## Brief
Images do not belong in the copy. Retype all the entries below exactly.
- - -
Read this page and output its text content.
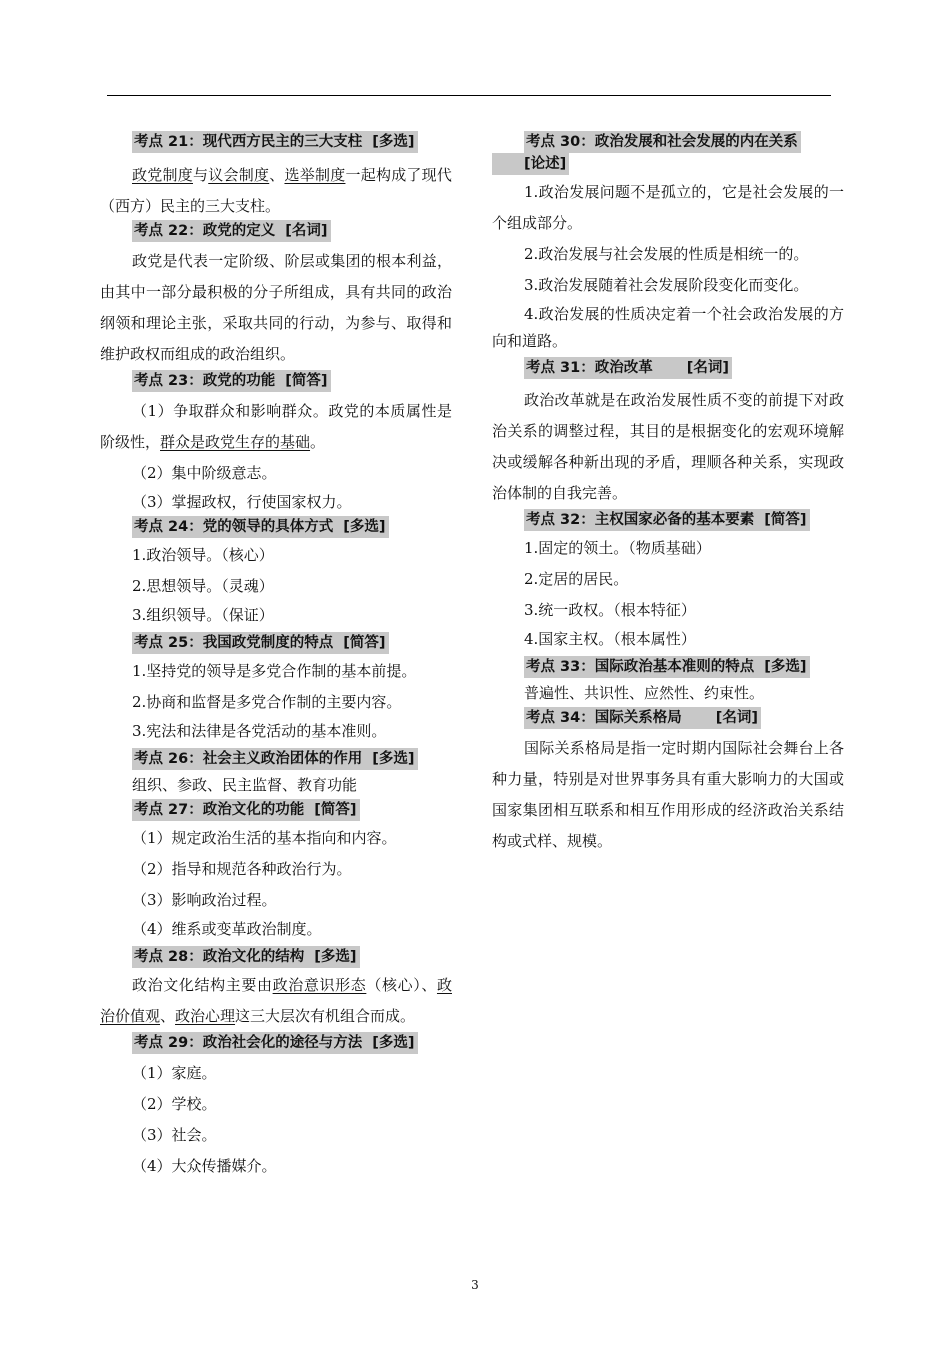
考点 21：现代西方民主的三大支柱 [多选]

政党制度与议会制度、选举制度一起构成了现代（西方）民主的三大支柱。

考点 22：政党的定义 [名词]

政党是代表一定阶级、阶层或集团的根本利益，由其中一部分最积极的分子所组成，具有共同的政治纲领和理论主张，采取共同的行动，为参与、取得和维护政权而组成的政治组织。

考点 23：政党的功能 [简答]

（1）争取群众和影响群众。政党的本质属性是阶级性，群众是政党生存的基础。

（2）集中阶级意志。

（3）掌握政权，行使国家权力。

考点 24：党的领导的具体方式 [多选]

1.政治领导。（核心）

2.思想领导。（灵魂）

3.组织领导。（保证）

考点 25：我国政党制度的特点 [简答]

1.坚持党的领导是多党合作制的基本前提。

2.协商和监督是多党合作制的主要内容。

3.宪法和法律是各党活动的基本准则。

考点 26：社会主义政治团体的作用 [多选]

组织、参政、民主监督、教育功能

考点 27：政治文化的功能 [简答]

（1）规定政治生活的基本指向和内容。

（2）指导和规范各种政治行为。

（3）影响政治过程。

（4）维系或变革政治制度。

考点 28：政治文化的结构 [多选]

政治文化结构主要由政治意识形态（核心）、政治价值观、政治心理这三大层次有机组合而成。

考点 29：政治社会化的途径与方法 [多选]

（1）家庭。

（2）学校。

（3）社会。

（4）大众传播媒介。

考点 30：政治发展和社会发展的内在关系
[论述]

1.政治发展问题不是孤立的，它是社会发展的一个组成部分。

2.政治发展与社会发展的性质是相统一的。

3.政治发展随着社会发展阶段变化而变化。

4.政治发展的性质决定着一个社会政治发展的方向和道路。

考点 31：政治改革 [名词]

政治改革就是在政治发展性质不变的前提下对政治关系的调整过程，其目的是根据变化的宏观环境解决或缓解各种新出现的矛盾，理顺各种关系，实现政治体制的自我完善。

考点 32：主权国家必备的基本要素 [简答]

1.固定的领土。（物质基础）

2.定居的居民。

3.统一政权。（根本特征）

4.国家主权。（根本属性）

考点 33：国际政治基本准则的特点 [多选]

普遍性、共识性、应然性、约束性。

考点 34：国际关系格局 [名词]

国际关系格局是指一定时期内国际社会舞台上各种力量，特别是对世界事务具有重大影响力的大国或国家集团相互联系和相互作用形成的经济政治关系结构或式样、规模。

3
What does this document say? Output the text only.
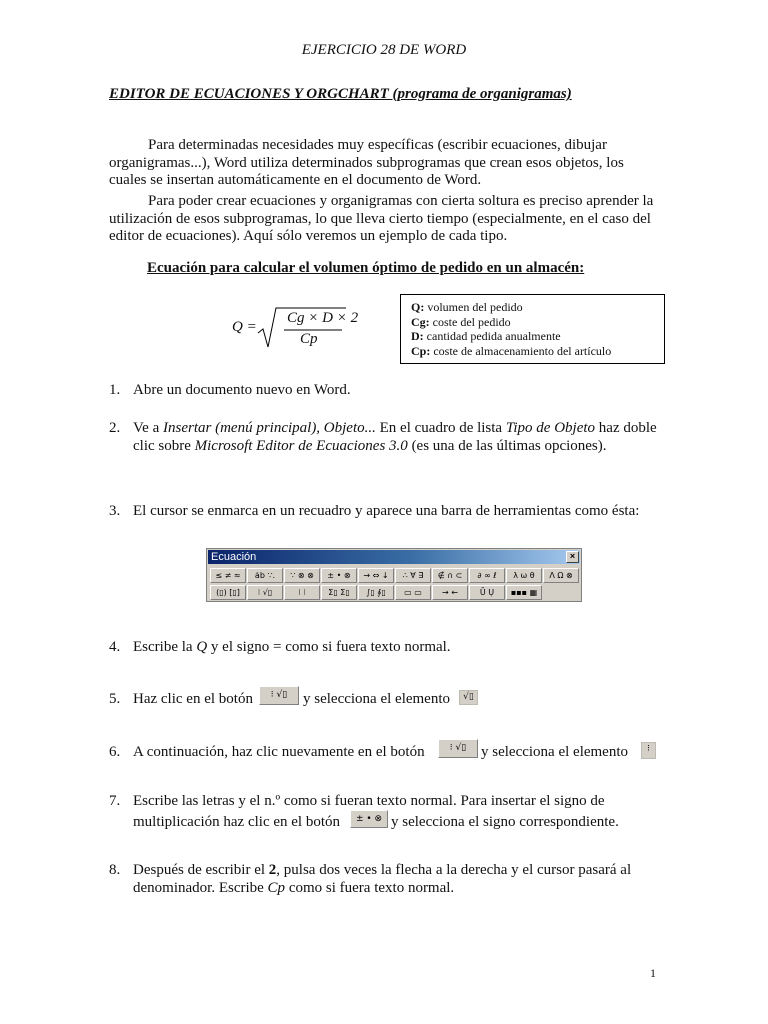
EJERCICIO 28 DE WORD
EDITOR DE ECUACIONES Y ORGCHART (programa de organigramas)
Para determinadas necesidades muy específicas (escribir ecuaciones, dibujar organigramas...), Word utiliza determinados subprogramas que crean esos objetos, los cuales se insertan automáticamente en el documento de Word.
Para poder crear ecuaciones y organigramas con cierta soltura es preciso aprender la utilización de esos subprogramas, lo que lleva cierto tiempo (especialmente, en el caso del editor de ecuaciones). Aquí sólo veremos un ejemplo de cada tipo.
Ecuación para calcular el volumen óptimo de pedido en un almacén:
Q =
Cg × D × 2
Cp
Q: volumen del pedido
Cg: coste del pedido
D: cantidad pedida anualmente
Cp: coste de almacenamiento del artículo
1. Abre un documento nuevo en Word.
2. Ve a Insertar (menú principal), Objeto... En el cuadro de lista Tipo de Objeto haz doble clic sobre Microsoft Editor de Ecuaciones 3.0 (es una de las últimas opciones).
3. El cursor se enmarca en un recuadro y aparece una barra de herramientas como ésta:
Ecuación	×
≤ ≠ ≈	ȧb ∵.	∵ ⊗ ⊗	± • ⊗	→ ⇔ ↓	∴ ∀ ∃	∉ ∩ ⊂	∂ ∞ ℓ	λ ω θ	Λ Ω ⊗
(▯) [▯]	⁝ √▯	⁝ ⁝	Σ▯ Σ▯	∫▯ ∮▯	▭ ▭	→ ←	Ū Ụ	▪▪▪ ▦
4. Escribe la Q y el signo = como si fuera texto normal.
5. Haz clic en el botón	⁝ √▯	y selecciona el elemento	√▯
6. A continuación, haz clic nuevamente en el botón	⁝ √▯ y selecciona el elemento	⁝
7. Escribe las letras y el n.º como si fueran texto normal. Para insertar el signo de
multiplicación haz clic en el botón	± • ⊗ y selecciona el signo correspondiente.
8. Después de escribir el 2, pulsa dos veces la flecha a la derecha y el cursor pasará al denominador. Escribe Cp como si fuera texto normal.
1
- - -
## Answer to this task
Read this page and output its text content.
考点 21：现代西方民主的三大支柱 [多选]

政党制度与议会制度、选举制度一起构成了现代（西方）民主的三大支柱。

考点 22：政党的定义 [名词]

政党是代表一定阶级、阶层或集团的根本利益，由其中一部分最积极的分子所组成，具有共同的政治纲领和理论主张，采取共同的行动，为参与、取得和维护政权而组成的政治组织。

考点 23：政党的功能 [简答]

（1）争取群众和影响群众。政党的本质属性是阶级性，群众是政党生存的基础。

（2）集中阶级意志。

（3）掌握政权，行使国家权力。

考点 24：党的领导的具体方式 [多选]

1.政治领导。（核心）

2.思想领导。（灵魂）

3.组织领导。（保证）

考点 25：我国政党制度的特点 [简答]

1.坚持党的领导是多党合作制的基本前提。

2.协商和监督是多党合作制的主要内容。

3.宪法和法律是各党活动的基本准则。

考点 26：社会主义政治团体的作用 [多选]

组织、参政、民主监督、教育功能

考点 27：政治文化的功能 [简答]

（1）规定政治生活的基本指向和内容。

（2）指导和规范各种政治行为。

（3）影响政治过程。

（4）维系或变革政治制度。

考点 28：政治文化的结构 [多选]

政治文化结构主要由政治意识形态（核心）、政治价值观、政治心理这三大层次有机组合而成。

考点 29：政治社会化的途径与方法 [多选]

（1）家庭。

（2）学校。

（3）社会。

（4）大众传播媒介。

考点 30：政治发展和社会发展的内在关系
[论述]

1.政治发展问题不是孤立的，它是社会发展的一个组成部分。

2.政治发展与社会发展的性质是相统一的。

3.政治发展随着社会发展阶段变化而变化。

4.政治发展的性质决定着一个社会政治发展的方向和道路。

考点 31：政治改革 [名词]

政治改革就是在政治发展性质不变的前提下对政治关系的调整过程，其目的是根据变化的宏观环境解决或缓解各种新出现的矛盾，理顺各种关系，实现政治体制的自我完善。

考点 32：主权国家必备的基本要素 [简答]

1.固定的领土。（物质基础）

2.定居的居民。

3.统一政权。（根本特征）

4.国家主权。（根本属性）

考点 33：国际政治基本准则的特点 [多选]

普遍性、共识性、应然性、约束性。

考点 34：国际关系格局 [名词]

国际关系格局是指一定时期内国际社会舞台上各种力量，特别是对世界事务具有重大影响力的大国或国家集团相互联系和相互作用形成的经济政治关系结构或式样、规模。

3
What does this document say? Output the text only.
EJERCICIO 28 DE WORD
EDITOR DE ECUACIONES Y ORGCHART (programa de organigramas)
Para determinadas necesidades muy específicas (escribir ecuaciones, dibujar organigramas...), Word utiliza determinados subprogramas que crean esos objetos, los cuales se insertan automáticamente en el documento de Word.
Para poder crear ecuaciones y organigramas con cierta soltura es preciso aprender la utilización de esos subprogramas, lo que lleva cierto tiempo (especialmente, en el caso del editor de ecuaciones). Aquí sólo veremos un ejemplo de cada tipo.
Ecuación para calcular el volumen óptimo de pedido en un almacén:
Q =
Cg × D × 2
Cp
Q: volumen del pedido
Cg: coste del pedido
D: cantidad pedida anualmente
Cp: coste de almacenamiento del artículo
1. Abre un documento nuevo en Word.
2. Ve a Insertar (menú principal), Objeto... En el cuadro de lista Tipo de Objeto haz doble clic sobre Microsoft Editor de Ecuaciones 3.0 (es una de las últimas opciones).
3. El cursor se enmarca en un recuadro y aparece una barra de herramientas como ésta:
Ecuación	×
≤ ≠ ≈	ȧb ∵.	∵ ⊗ ⊗	± • ⊗	→ ⇔ ↓	∴ ∀ ∃	∉ ∩ ⊂	∂ ∞ ℓ	λ ω θ	Λ Ω ⊗
(▯) [▯]	⁝ √▯	⁝ ⁝	Σ▯ Σ▯	∫▯ ∮▯	▭ ▭	→ ←	Ū Ụ	▪▪▪ ▦
4. Escribe la Q y el signo = como si fuera texto normal.
5. Haz clic en el botón	⁝ √▯	y selecciona el elemento	√▯
6. A continuación, haz clic nuevamente en el botón	⁝ √▯ y selecciona el elemento	⁝
7. Escribe las letras y el n.º como si fueran texto normal. Para insertar el signo de
multiplicación haz clic en el botón	± • ⊗ y selecciona el signo correspondiente.
8. Después de escribir el 2, pulsa dos veces la flecha a la derecha y el cursor pasará al denominador. Escribe Cp como si fuera texto normal.
1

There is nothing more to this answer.